Planetary Scientist/Principal Investigator
TES,
THEMIS and Mini-TES
Arizona State University
Arizona, USA

What would you consider your greatest technological accomplishment?

I would say just designing and building and getting the TES [Thermal Emission Spectrometer] instrument to Mars.  And it really is a team activity.  There are sixty people who were involved with that.  So, I am not a technologist by training, I'm a scientist, but the opportunity of working with that team of people and getting that instrument built ... It didn't exist before we started and now we have sort of created something.

How did the "Mars Observer" become lost, and did you recover any information from that mission?

We think it was lost by an explosion in the fuel system, just prior to when the rocket engines would have fired to slow it down and put it in orbit around Mars.  It is a complex system of two chemicals that mix together.  They are supposed to mix together in the rocket engine and that's what they burn and they cause the rocket to fire.  It looked as though those two chemicals mixed in one of the fuel lines and something the size of a straw blew a hole in it the size of a pea and that was it.  All the fuel came out.  A tiny little mishap can destroy a whole mission.

It was a very discouraging time for everybody involved.  At that point, we had no idea that we would get an opportunity to do it again.  It turns out that NASA said this was a very important mission, they were very important instruments, so out of that failure came Mars Global Surveyor.  Actually, it turned out to be a good thing because NASA said, instead of an extremely expensive mission, a billion dollar mission once every ten years, which is how we had been exploring Mars, they said, let's send less expensive missions so if we lose them it is not as catastrophic a failure.  Let's send a $200,000,000 mission every two years.  The cost is the same but now you are sending a lot more spacecraft to Mars.  That's the program we have now.  Every two years, something goes to Mars.  So it actually turned out to be a good thing.  Painful, but a good thing.

What was the motivation behind building the TES, and what did you hope for it to accomplish?

I had worked on a previous instrument with Hugh Kieffer who was the principal investigator.  It had made the first infrared measurements of Mars, but they were very simple measurements.  I had worked on that instrument as a grad student and from what I’d learned, was able to say: if we could take this concept, or this idea, and extend it, make it better, make it more complicated and measure more information in the infrared, that would be the next logical thing to do.  That's what TES is.  We just simply said, hey this looks like it will work, let's make it better.  So that was the motivation behind it.  As for as what we hoped to accomplish, we really wanted to map the planet, find out what rocks were there.  I think it turned out to have been wildly successful.  It's worked better than I thought it would, found more interesting things than I thought.  So it’s really exceeded our goals.

• **Records for this task**
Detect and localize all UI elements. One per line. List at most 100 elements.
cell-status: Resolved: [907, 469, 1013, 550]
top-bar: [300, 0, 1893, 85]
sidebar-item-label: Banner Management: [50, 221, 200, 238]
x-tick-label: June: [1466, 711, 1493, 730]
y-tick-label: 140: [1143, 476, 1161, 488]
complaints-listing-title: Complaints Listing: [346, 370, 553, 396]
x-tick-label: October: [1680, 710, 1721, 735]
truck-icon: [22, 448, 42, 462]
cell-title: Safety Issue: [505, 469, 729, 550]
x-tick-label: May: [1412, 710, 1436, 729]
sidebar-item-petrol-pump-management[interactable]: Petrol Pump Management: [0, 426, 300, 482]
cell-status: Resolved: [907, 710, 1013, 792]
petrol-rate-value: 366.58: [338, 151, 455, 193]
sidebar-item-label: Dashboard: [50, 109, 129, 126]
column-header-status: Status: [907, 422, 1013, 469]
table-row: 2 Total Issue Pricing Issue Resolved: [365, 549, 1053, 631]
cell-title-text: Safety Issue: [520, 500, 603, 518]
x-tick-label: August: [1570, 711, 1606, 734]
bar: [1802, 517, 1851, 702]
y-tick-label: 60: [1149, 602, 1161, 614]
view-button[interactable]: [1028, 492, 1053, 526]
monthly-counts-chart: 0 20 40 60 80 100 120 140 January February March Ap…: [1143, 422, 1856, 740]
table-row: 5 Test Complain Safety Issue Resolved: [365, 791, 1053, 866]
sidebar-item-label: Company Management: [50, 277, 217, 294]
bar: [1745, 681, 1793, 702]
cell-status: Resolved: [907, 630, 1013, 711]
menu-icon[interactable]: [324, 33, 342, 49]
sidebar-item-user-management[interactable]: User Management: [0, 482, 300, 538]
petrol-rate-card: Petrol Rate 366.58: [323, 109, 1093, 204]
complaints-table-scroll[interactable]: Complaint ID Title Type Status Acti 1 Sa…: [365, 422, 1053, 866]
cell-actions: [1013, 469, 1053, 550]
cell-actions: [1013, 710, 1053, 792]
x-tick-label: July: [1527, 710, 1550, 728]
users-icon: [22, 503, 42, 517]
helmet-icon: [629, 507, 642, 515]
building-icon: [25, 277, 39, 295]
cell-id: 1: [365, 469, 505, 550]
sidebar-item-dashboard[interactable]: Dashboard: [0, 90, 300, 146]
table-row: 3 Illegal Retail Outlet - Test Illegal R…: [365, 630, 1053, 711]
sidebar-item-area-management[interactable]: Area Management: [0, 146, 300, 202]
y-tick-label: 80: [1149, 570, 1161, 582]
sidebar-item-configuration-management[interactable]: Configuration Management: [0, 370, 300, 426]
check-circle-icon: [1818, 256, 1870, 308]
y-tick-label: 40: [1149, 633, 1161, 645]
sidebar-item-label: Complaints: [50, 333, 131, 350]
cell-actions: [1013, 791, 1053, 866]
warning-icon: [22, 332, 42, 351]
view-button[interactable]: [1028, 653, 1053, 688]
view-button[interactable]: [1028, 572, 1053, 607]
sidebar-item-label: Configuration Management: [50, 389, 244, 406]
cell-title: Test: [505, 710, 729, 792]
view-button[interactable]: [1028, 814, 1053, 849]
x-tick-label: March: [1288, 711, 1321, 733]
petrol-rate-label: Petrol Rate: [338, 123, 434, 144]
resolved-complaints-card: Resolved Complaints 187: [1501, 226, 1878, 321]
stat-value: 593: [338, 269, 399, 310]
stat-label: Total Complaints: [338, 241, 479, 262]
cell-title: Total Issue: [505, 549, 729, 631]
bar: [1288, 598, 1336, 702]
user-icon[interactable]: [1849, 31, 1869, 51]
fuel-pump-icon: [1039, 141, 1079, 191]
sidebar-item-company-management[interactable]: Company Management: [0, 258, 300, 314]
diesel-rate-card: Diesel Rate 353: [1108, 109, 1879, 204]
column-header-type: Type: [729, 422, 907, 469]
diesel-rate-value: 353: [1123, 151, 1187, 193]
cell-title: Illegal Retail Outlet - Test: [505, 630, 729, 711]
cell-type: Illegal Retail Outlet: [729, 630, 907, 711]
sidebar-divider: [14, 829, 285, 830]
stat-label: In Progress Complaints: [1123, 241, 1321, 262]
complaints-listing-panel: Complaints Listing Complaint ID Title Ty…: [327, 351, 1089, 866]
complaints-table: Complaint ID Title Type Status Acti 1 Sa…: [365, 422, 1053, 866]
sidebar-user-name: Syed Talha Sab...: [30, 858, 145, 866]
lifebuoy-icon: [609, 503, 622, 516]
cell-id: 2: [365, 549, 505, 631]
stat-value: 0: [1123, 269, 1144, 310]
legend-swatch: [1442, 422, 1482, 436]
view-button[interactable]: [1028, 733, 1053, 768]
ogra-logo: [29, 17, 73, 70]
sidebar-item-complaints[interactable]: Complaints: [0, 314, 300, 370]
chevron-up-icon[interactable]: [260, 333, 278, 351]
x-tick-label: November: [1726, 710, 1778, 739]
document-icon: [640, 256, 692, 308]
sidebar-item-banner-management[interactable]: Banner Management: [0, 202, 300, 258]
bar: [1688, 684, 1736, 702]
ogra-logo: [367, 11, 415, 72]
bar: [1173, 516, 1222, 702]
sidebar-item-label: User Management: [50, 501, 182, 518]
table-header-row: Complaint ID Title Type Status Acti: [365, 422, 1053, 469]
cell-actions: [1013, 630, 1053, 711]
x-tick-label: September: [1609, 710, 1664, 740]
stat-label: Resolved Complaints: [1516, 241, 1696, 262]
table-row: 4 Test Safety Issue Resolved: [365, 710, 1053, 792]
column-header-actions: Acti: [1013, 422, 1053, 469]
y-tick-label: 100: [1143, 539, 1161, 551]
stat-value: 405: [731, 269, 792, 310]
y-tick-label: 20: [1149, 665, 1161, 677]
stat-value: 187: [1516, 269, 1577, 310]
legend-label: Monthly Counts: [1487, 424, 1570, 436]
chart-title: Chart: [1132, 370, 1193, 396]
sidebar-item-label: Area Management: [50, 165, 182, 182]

• **Exercise instructions**
1 > Answer these questions using the interview about the TES instrument:
(a) How many people were involved in building TES?
(b) Which mission came out of the loss of Mars Observer?
(c) Who was the principal investigator on the earlier instrument that made the first infrared measurements of Mars?
2 > Copy the stretch of the records from their first line through the line containing "x-tick-label: June: [1466, 711, 1493, 730]", both included, unchanged.

• **Expected responses**
1 >
(a) Sixty people.
(b) Mars Global Surveyor.
(c) Hugh Kieffer.

2 >
Detect and localize all UI elements. One per line. List at most 100 elements.
cell-status: Resolved: [907, 469, 1013, 550]
top-bar: [300, 0, 1893, 85]
sidebar-item-label: Banner Management: [50, 221, 200, 238]
x-tick-label: June: [1466, 711, 1493, 730]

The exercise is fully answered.